(begin)

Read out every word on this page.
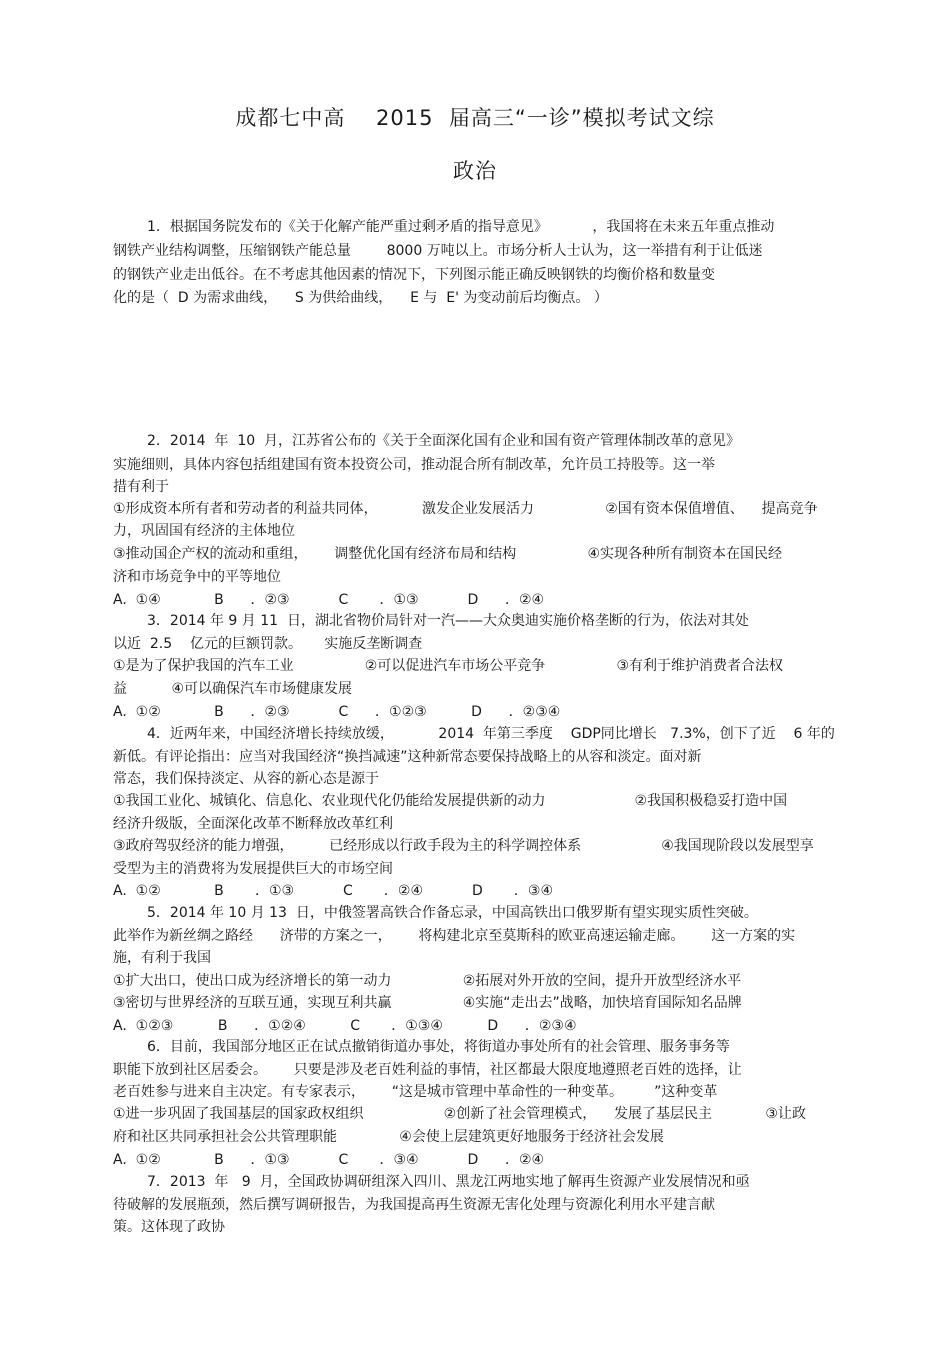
成都七中高    2015  届高三“一诊”模拟考试文综
政治
1．根据国务院发布的《关于化解产能严重过剩矛盾的指导意见》          ，我国将在未来五年重点推动
钢铁产业结构调整，压缩钢铁产能总量        8000 万吨以上。市场分析人士认为，这一举措有利于让低迷
的钢铁产业走出低谷。在不考虑其他因素的情况下，下列图示能正确反映钢铁的均衡价格和数量变
化的是（  D 为需求曲线，    S 为供给曲线，    E 与  E' 为变动前后均衡点。 ）
2．2014  年  10  月，江苏省公布的《关于全面深化国有企业和国有资产管理体制改革的意见》
实施细则，具体内容包括组建国有资本投资公司，推动混合所有制改革，允许员工持股等。这一举
措有利于
①形成资本所有者和劳动者的利益共同体，          激发企业发展活力                ②国有资本保值增值、    提高竞争
力，巩固国有经济的主体地位
③推动国企产权的流动和重组，      调整优化国有经济布局和结构                ④实现各种所有制资本在国民经
济和市场竞争中的平等地位
A.  ①④            B      ．②③           C       ．①③           D      ．②④
3．2014 年 9 月 11  日，湖北省物价局针对一汽——大众奥迪实施价格垄断的行为，依法对其处
以近  2.5    亿元的巨额罚款。     实施反垄断调查
①是为了保护我国的汽车工业                ②可以促进汽车市场公平竞争                ③有利于维护消费者合法权
益          ④可以确保汽车市场健康发展
A.  ①②            B      ．②③           C      ．①②③          D      ．②③④
4．近两年来，中国经济增长持续放缓，          2014  年第三季度    GDP同比增长   7.3%，创下了近    6 年的
新低。有评论指出：应当对我国经济“换挡减速”这种新常态要保持战略上的从容和淡定。面对新
常态，我们保持淡定、从容的新心态是源于
①我国工业化、城镇化、信息化、农业现代化仍能给发展提供新的动力                    ②我国积极稳妥打造中国
经济升级版，全面深化改革不断释放改革红利
③政府驾驭经济的能力增强，        已经形成以行政手段为主的科学调控体系                  ④我国现阶段以发展型享
受型为主的消费将为发展提供巨大的市场空间
A.  ①②            B       ．①③           C       ．②④           D       ．③④
5．2014 年 10 月 13  日，中俄签署高铁合作备忘录，中国高铁出口俄罗斯有望实现实质性突破。
此举作为新丝绸之路经      济带的方案之一，      将构建北京至莫斯科的欧亚高速运输走廊。      这一方案的实
施，有利于我国
①扩大出口，使出口成为经济增长的第一动力                ②拓展对外开放的空间，提升开放型经济水平
③密切与世界经济的互联互通，实现互利共赢                ④实施“走出去”战略，加快培育国际知名品牌
A.  ①②③          B      ．①②④          C       ．①③④          D      ．②③④
6．目前，我国部分地区正在试点撤销街道办事处，将街道办事处所有的社会管理、服务事务等
职能下放到社区居委会。      只要是涉及老百姓利益的事情，社区都最大限度地遵照老百姓的选择，让
老百姓参与进来自主决定。有专家表示，      “这是城市管理中革命性的一种变革。       ”这种变革
①进一步巩固了我国基层的国家政权组织                  ②创新了社会管理模式，    发展了基层民主            ③让政
府和社区共同承担社会公共管理职能              ④会使上层建筑更好地服务于经济社会发展
A.  ①②            B      ．①③           C       ．③④           D      ．②④
7．2013  年   9  月，全国政协调研组深入四川、黑龙江两地实地了解再生资源产业发展情况和亟
待破解的发展瓶颈，然后撰写调研报告，为我国提高再生资源无害化处理与资源化利用水平建言献
策。这体现了政协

(end)

> **Request**:
Omit the images and transcribe all of the records above word for word.

> **In response**:
Read out every word on this page.
成都七中高    2015  届高三“一诊”模拟考试文综
政治
1．根据国务院发布的《关于化解产能严重过剩矛盾的指导意见》          ，我国将在未来五年重点推动
钢铁产业结构调整，压缩钢铁产能总量        8000 万吨以上。市场分析人士认为，这一举措有利于让低迷
的钢铁产业走出低谷。在不考虑其他因素的情况下，下列图示能正确反映钢铁的均衡价格和数量变
化的是（  D 为需求曲线，    S 为供给曲线，    E 与  E' 为变动前后均衡点。 ）
2．2014  年  10  月，江苏省公布的《关于全面深化国有企业和国有资产管理体制改革的意见》
实施细则，具体内容包括组建国有资本投资公司，推动混合所有制改革，允许员工持股等。这一举
措有利于
①形成资本所有者和劳动者的利益共同体，          激发企业发展活力                ②国有资本保值增值、    提高竞争
力，巩固国有经济的主体地位
③推动国企产权的流动和重组，      调整优化国有经济布局和结构                ④实现各种所有制资本在国民经
济和市场竞争中的平等地位
A.  ①④            B      ．②③           C       ．①③           D      ．②④
3．2014 年 9 月 11  日，湖北省物价局针对一汽——大众奥迪实施价格垄断的行为，依法对其处
以近  2.5    亿元的巨额罚款。     实施反垄断调查
①是为了保护我国的汽车工业                ②可以促进汽车市场公平竞争                ③有利于维护消费者合法权
益          ④可以确保汽车市场健康发展
A.  ①②            B      ．②③           C      ．①②③          D      ．②③④
4．近两年来，中国经济增长持续放缓，          2014  年第三季度    GDP同比增长   7.3%，创下了近    6 年的
新低。有评论指出：应当对我国经济“换挡减速”这种新常态要保持战略上的从容和淡定。面对新
常态，我们保持淡定、从容的新心态是源于
①我国工业化、城镇化、信息化、农业现代化仍能给发展提供新的动力                    ②我国积极稳妥打造中国
经济升级版，全面深化改革不断释放改革红利
③政府驾驭经济的能力增强，        已经形成以行政手段为主的科学调控体系                  ④我国现阶段以发展型享
受型为主的消费将为发展提供巨大的市场空间
A.  ①②            B       ．①③           C       ．②④           D       ．③④
5．2014 年 10 月 13  日，中俄签署高铁合作备忘录，中国高铁出口俄罗斯有望实现实质性突破。
此举作为新丝绸之路经      济带的方案之一，      将构建北京至莫斯科的欧亚高速运输走廊。      这一方案的实
施，有利于我国
①扩大出口，使出口成为经济增长的第一动力                ②拓展对外开放的空间，提升开放型经济水平
③密切与世界经济的互联互通，实现互利共赢                ④实施“走出去”战略，加快培育国际知名品牌
A.  ①②③          B      ．①②④          C       ．①③④          D      ．②③④
6．目前，我国部分地区正在试点撤销街道办事处，将街道办事处所有的社会管理、服务事务等
职能下放到社区居委会。      只要是涉及老百姓利益的事情，社区都最大限度地遵照老百姓的选择，让
老百姓参与进来自主决定。有专家表示，      “这是城市管理中革命性的一种变革。       ”这种变革
①进一步巩固了我国基层的国家政权组织                  ②创新了社会管理模式，    发展了基层民主            ③让政
府和社区共同承担社会公共管理职能              ④会使上层建筑更好地服务于经济社会发展
A.  ①②            B      ．①③           C       ．③④           D      ．②④
7．2013  年   9  月，全国政协调研组深入四川、黑龙江两地实地了解再生资源产业发展情况和亟
待破解的发展瓶颈，然后撰写调研报告，为我国提高再生资源无害化处理与资源化利用水平建言献
策。这体现了政协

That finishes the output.